** Begin **
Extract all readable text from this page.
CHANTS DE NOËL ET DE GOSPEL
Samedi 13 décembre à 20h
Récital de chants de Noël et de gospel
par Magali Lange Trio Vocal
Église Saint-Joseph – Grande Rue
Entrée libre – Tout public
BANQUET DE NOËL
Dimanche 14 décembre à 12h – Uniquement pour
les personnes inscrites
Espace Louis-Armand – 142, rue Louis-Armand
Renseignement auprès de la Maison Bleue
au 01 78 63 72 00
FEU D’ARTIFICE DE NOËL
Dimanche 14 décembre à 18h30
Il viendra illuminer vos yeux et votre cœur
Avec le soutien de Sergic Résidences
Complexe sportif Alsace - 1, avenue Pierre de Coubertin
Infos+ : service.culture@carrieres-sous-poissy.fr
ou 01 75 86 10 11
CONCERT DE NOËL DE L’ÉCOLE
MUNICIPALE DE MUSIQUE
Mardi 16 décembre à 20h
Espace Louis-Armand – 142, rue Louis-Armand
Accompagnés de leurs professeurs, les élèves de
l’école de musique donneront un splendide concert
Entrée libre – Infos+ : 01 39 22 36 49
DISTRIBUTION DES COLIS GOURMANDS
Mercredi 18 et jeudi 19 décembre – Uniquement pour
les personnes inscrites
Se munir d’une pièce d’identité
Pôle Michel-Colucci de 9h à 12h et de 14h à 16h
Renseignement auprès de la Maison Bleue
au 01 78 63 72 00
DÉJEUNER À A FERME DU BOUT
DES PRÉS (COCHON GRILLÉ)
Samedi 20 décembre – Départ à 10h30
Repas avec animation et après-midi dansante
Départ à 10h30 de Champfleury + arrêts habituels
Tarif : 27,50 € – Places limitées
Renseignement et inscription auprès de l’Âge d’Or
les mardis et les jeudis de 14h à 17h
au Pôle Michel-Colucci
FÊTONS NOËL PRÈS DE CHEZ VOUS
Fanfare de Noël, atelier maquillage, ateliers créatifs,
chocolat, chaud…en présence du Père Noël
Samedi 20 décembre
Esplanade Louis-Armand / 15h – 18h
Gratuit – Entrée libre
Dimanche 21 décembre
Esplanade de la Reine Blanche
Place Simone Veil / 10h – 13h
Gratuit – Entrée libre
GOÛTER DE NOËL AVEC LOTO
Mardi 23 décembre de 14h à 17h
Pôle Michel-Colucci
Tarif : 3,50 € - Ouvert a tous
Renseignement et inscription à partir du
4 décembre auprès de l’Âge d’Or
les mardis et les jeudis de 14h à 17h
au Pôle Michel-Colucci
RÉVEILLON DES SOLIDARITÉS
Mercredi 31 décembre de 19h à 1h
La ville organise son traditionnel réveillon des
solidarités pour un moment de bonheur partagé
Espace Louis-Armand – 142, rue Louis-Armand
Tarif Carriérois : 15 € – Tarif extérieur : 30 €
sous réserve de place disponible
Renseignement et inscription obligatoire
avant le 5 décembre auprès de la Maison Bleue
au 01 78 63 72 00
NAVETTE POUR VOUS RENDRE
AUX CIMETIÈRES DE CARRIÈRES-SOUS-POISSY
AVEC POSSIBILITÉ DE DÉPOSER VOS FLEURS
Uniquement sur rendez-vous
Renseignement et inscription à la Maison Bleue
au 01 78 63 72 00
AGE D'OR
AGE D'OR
** End **
** Begin **
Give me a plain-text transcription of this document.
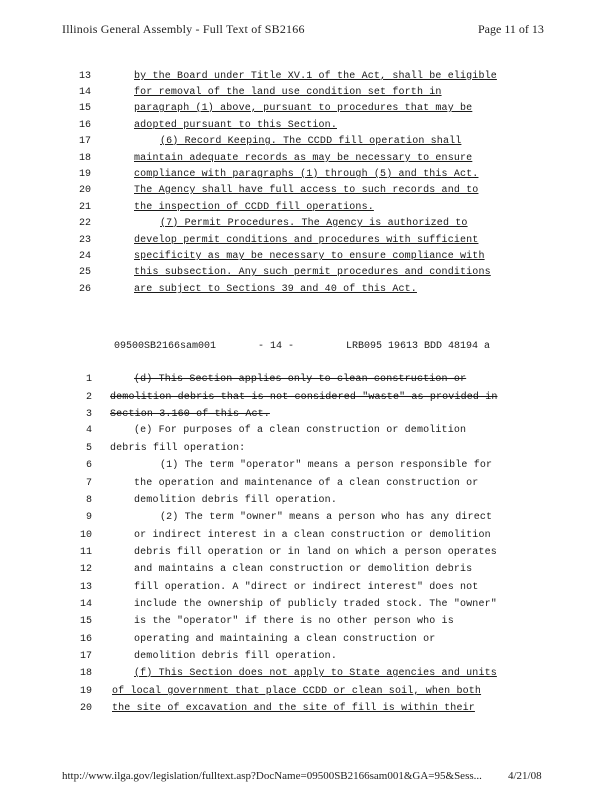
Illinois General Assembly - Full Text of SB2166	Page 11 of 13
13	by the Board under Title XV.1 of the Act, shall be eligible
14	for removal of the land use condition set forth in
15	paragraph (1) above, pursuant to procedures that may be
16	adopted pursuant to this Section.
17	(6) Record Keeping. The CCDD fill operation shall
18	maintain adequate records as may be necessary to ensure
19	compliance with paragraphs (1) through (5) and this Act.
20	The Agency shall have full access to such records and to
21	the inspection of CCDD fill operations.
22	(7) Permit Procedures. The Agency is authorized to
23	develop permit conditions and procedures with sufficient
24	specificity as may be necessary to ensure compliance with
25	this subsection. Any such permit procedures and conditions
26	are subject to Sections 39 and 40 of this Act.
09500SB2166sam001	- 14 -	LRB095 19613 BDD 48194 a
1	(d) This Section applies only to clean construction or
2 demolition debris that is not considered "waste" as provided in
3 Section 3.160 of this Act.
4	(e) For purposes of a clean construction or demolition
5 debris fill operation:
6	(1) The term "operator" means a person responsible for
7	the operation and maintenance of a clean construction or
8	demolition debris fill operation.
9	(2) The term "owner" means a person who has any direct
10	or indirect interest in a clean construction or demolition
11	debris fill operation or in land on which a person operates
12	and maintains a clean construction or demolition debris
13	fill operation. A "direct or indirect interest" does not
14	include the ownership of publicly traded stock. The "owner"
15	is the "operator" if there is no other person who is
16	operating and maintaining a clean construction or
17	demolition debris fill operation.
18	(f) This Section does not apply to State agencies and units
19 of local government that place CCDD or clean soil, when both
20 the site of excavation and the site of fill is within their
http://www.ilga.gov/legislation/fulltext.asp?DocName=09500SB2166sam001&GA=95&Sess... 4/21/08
** End **
** WHAT THE TASK REQUIRES **
State how many lines of the listing include the word "Pôle". Reply with the number alone.

** THE COMPLETED TASK **
4